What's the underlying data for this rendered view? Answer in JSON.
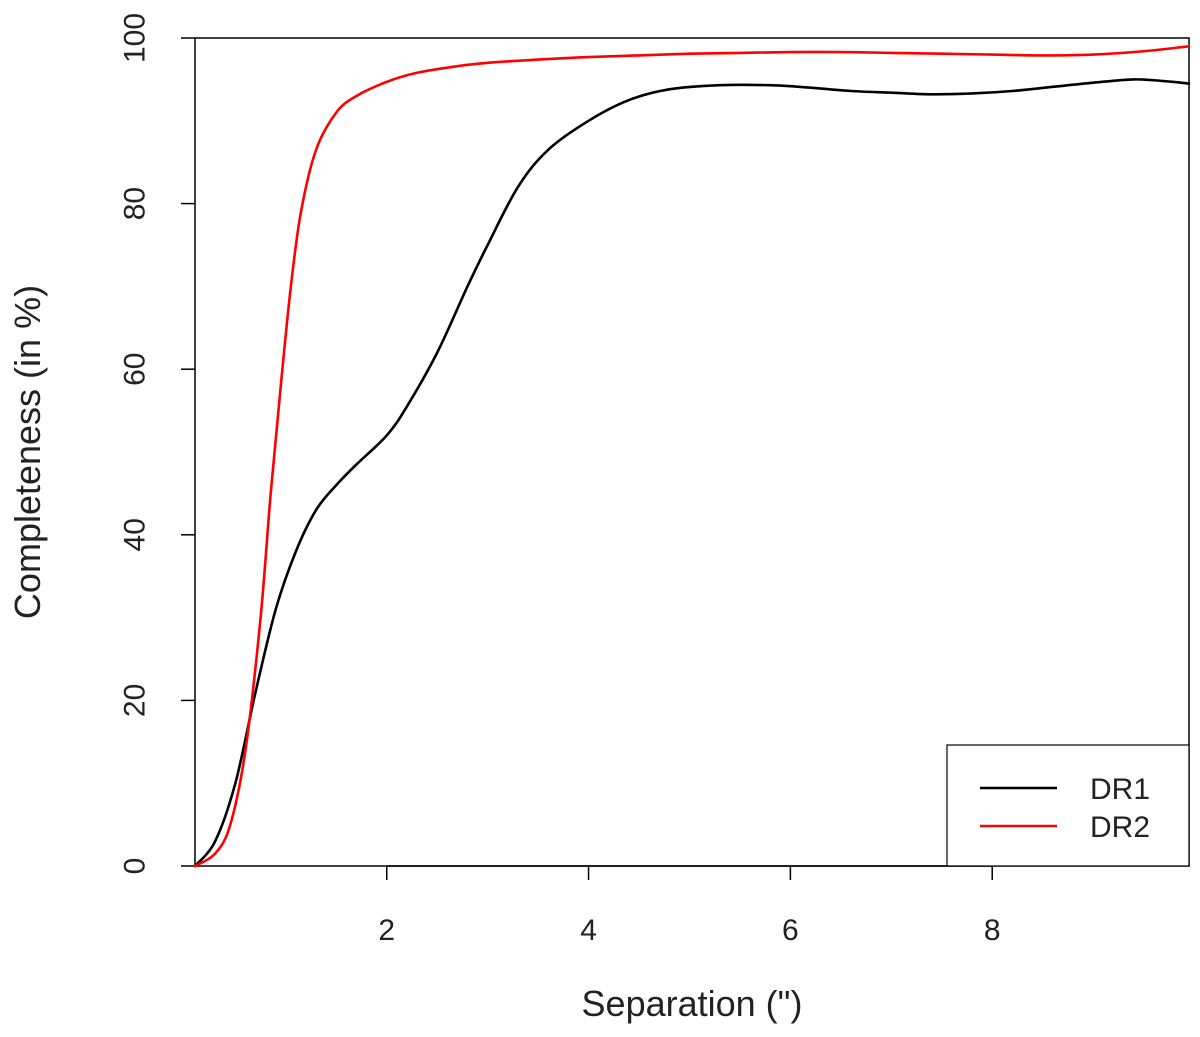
{
  "chart_data": {
    "type": "line",
    "title": "",
    "xlabel": "Separation (\")",
    "ylabel": "Completeness (in %)",
    "xlim": [
      0.1,
      9.95
    ],
    "ylim": [
      0,
      100
    ],
    "xticks": [
      2,
      4,
      6,
      8
    ],
    "yticks": [
      0,
      20,
      40,
      60,
      80,
      100
    ],
    "grid": false,
    "legend_position": "bottom-right",
    "series": [
      {
        "name": "DR1",
        "color": "#000000",
        "x": [
          0.1,
          0.3,
          0.5,
          0.7,
          0.9,
          1.1,
          1.3,
          1.5,
          1.7,
          2.0,
          2.2,
          2.5,
          2.8,
          3.0,
          3.3,
          3.6,
          4.0,
          4.4,
          4.8,
          5.3,
          5.8,
          6.2,
          6.6,
          7.0,
          7.4,
          7.8,
          8.2,
          8.6,
          9.0,
          9.4,
          9.7,
          9.95
        ],
        "y": [
          0,
          3,
          10,
          21,
          31,
          38,
          43,
          46,
          48.5,
          52,
          55.5,
          62,
          70,
          75,
          82,
          86.5,
          90,
          92.5,
          93.8,
          94.3,
          94.3,
          94,
          93.6,
          93.4,
          93.2,
          93.3,
          93.6,
          94.1,
          94.6,
          95,
          94.8,
          94.5
        ]
      },
      {
        "name": "DR2",
        "color": "#ff0000",
        "x": [
          0.1,
          0.3,
          0.45,
          0.6,
          0.75,
          0.85,
          0.95,
          1.05,
          1.15,
          1.3,
          1.5,
          1.7,
          2.0,
          2.3,
          2.7,
          3.0,
          3.5,
          4.0,
          4.5,
          5.0,
          5.5,
          6.0,
          6.5,
          7.0,
          7.5,
          8.0,
          8.5,
          9.0,
          9.5,
          9.95
        ],
        "y": [
          0,
          1.5,
          5,
          14,
          30,
          45,
          58,
          70,
          79,
          86.5,
          91,
          93,
          94.7,
          95.8,
          96.6,
          97,
          97.4,
          97.7,
          97.9,
          98.1,
          98.2,
          98.3,
          98.3,
          98.2,
          98.1,
          98,
          97.9,
          98,
          98.4,
          99
        ]
      }
    ]
  }
}
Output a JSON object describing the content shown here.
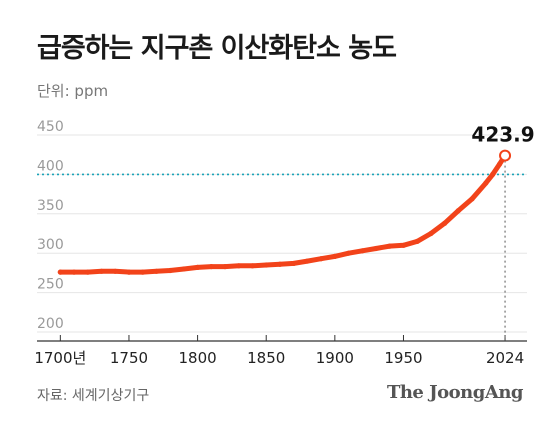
{
  "title": "급증하는 지구촌 이산화탄소 농도",
  "unit_label": "단위: ppm",
  "source": "자료: 세계기상기구",
  "brand": "The JoongAng",
  "colors": {
    "line": "#f2431a",
    "reference_line": "#1aa3b8",
    "grid": "#e6e6e6",
    "axis": "#666666"
  },
  "chart_data": {
    "type": "line",
    "title": "급증하는 지구촌 이산화탄소 농도",
    "ylabel": "단위: ppm",
    "xlabel": "",
    "x_tick_labels": [
      "1700년",
      "1750",
      "1800",
      "1850",
      "1900",
      "1950",
      "2024"
    ],
    "x_ticks": [
      1700,
      1750,
      1800,
      1850,
      1900,
      1950,
      2024
    ],
    "y_ticks": [
      200,
      250,
      300,
      350,
      400,
      450
    ],
    "ylim": [
      200,
      450
    ],
    "xlim": [
      1683,
      2040
    ],
    "grid": true,
    "reference_line_y": 400,
    "highlight": {
      "x": 2024,
      "y": 423.9,
      "label": "423.9"
    },
    "series": [
      {
        "x": [
          1700,
          1710,
          1720,
          1730,
          1740,
          1750,
          1760,
          1770,
          1780,
          1790,
          1800,
          1810,
          1820,
          1830,
          1840,
          1850,
          1860,
          1870,
          1880,
          1890,
          1900,
          1910,
          1920,
          1930,
          1940,
          1950,
          1960,
          1970,
          1980,
          1990,
          2000,
          2010,
          2015,
          2020,
          2024
        ],
        "values": [
          276,
          276,
          276,
          277,
          277,
          276,
          276,
          277,
          278,
          280,
          282,
          283,
          283,
          284,
          284,
          285,
          286,
          287,
          290,
          293,
          296,
          300,
          303,
          306,
          309,
          310,
          315,
          325,
          338,
          354,
          369,
          389,
          400,
          413,
          423.9
        ]
      }
    ]
  }
}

_Short exercise_
Make an exact copy of every record, pictures excluded.

_Response_
What's the underlying data for this rendered view? Answer in JSON.
{
  "chart_data": {
    "type": "line",
    "title": "",
    "xlabel": "Separation (\")",
    "ylabel": "Completeness (in %)",
    "xlim": [
      0.1,
      9.95
    ],
    "ylim": [
      0,
      100
    ],
    "xticks": [
      2,
      4,
      6,
      8
    ],
    "yticks": [
      0,
      20,
      40,
      60,
      80,
      100
    ],
    "grid": false,
    "legend_position": "bottom-right",
    "series": [
      {
        "name": "DR1",
        "color": "#000000",
        "x": [
          0.1,
          0.3,
          0.5,
          0.7,
          0.9,
          1.1,
          1.3,
          1.5,
          1.7,
          2.0,
          2.2,
          2.5,
          2.8,
          3.0,
          3.3,
          3.6,
          4.0,
          4.4,
          4.8,
          5.3,
          5.8,
          6.2,
          6.6,
          7.0,
          7.4,
          7.8,
          8.2,
          8.6,
          9.0,
          9.4,
          9.7,
          9.95
        ],
        "y": [
          0,
          3,
          10,
          21,
          31,
          38,
          43,
          46,
          48.5,
          52,
          55.5,
          62,
          70,
          75,
          82,
          86.5,
          90,
          92.5,
          93.8,
          94.3,
          94.3,
          94,
          93.6,
          93.4,
          93.2,
          93.3,
          93.6,
          94.1,
          94.6,
          95,
          94.8,
          94.5
        ]
      },
      {
        "name": "DR2",
        "color": "#ff0000",
        "x": [
          0.1,
          0.3,
          0.45,
          0.6,
          0.75,
          0.85,
          0.95,
          1.05,
          1.15,
          1.3,
          1.5,
          1.7,
          2.0,
          2.3,
          2.7,
          3.0,
          3.5,
          4.0,
          4.5,
          5.0,
          5.5,
          6.0,
          6.5,
          7.0,
          7.5,
          8.0,
          8.5,
          9.0,
          9.5,
          9.95
        ],
        "y": [
          0,
          1.5,
          5,
          14,
          30,
          45,
          58,
          70,
          79,
          86.5,
          91,
          93,
          94.7,
          95.8,
          96.6,
          97,
          97.4,
          97.7,
          97.9,
          98.1,
          98.2,
          98.3,
          98.3,
          98.2,
          98.1,
          98,
          97.9,
          98,
          98.4,
          99
        ]
      }
    ]
  }
}
Output a JSON object describing the content shown here.
{
  "title": "급증하는 지구촌 이산화탄소 농도",
  "unit_label": "단위: ppm",
  "source": "자료: 세계기상기구",
  "brand": "The JoongAng",
  "colors": {
    "line": "#f2431a",
    "reference_line": "#1aa3b8",
    "grid": "#e6e6e6",
    "axis": "#666666"
  },
  "chart_data": {
    "type": "line",
    "title": "급증하는 지구촌 이산화탄소 농도",
    "ylabel": "단위: ppm",
    "xlabel": "",
    "x_tick_labels": [
      "1700년",
      "1750",
      "1800",
      "1850",
      "1900",
      "1950",
      "2024"
    ],
    "x_ticks": [
      1700,
      1750,
      1800,
      1850,
      1900,
      1950,
      2024
    ],
    "y_ticks": [
      200,
      250,
      300,
      350,
      400,
      450
    ],
    "ylim": [
      200,
      450
    ],
    "xlim": [
      1683,
      2040
    ],
    "grid": true,
    "reference_line_y": 400,
    "highlight": {
      "x": 2024,
      "y": 423.9,
      "label": "423.9"
    },
    "series": [
      {
        "x": [
          1700,
          1710,
          1720,
          1730,
          1740,
          1750,
          1760,
          1770,
          1780,
          1790,
          1800,
          1810,
          1820,
          1830,
          1840,
          1850,
          1860,
          1870,
          1880,
          1890,
          1900,
          1910,
          1920,
          1930,
          1940,
          1950,
          1960,
          1970,
          1980,
          1990,
          2000,
          2010,
          2015,
          2020,
          2024
        ],
        "values": [
          276,
          276,
          276,
          277,
          277,
          276,
          276,
          277,
          278,
          280,
          282,
          283,
          283,
          284,
          284,
          285,
          286,
          287,
          290,
          293,
          296,
          300,
          303,
          306,
          309,
          310,
          315,
          325,
          338,
          354,
          369,
          389,
          400,
          413,
          423.9
        ]
      }
    ]
  }
}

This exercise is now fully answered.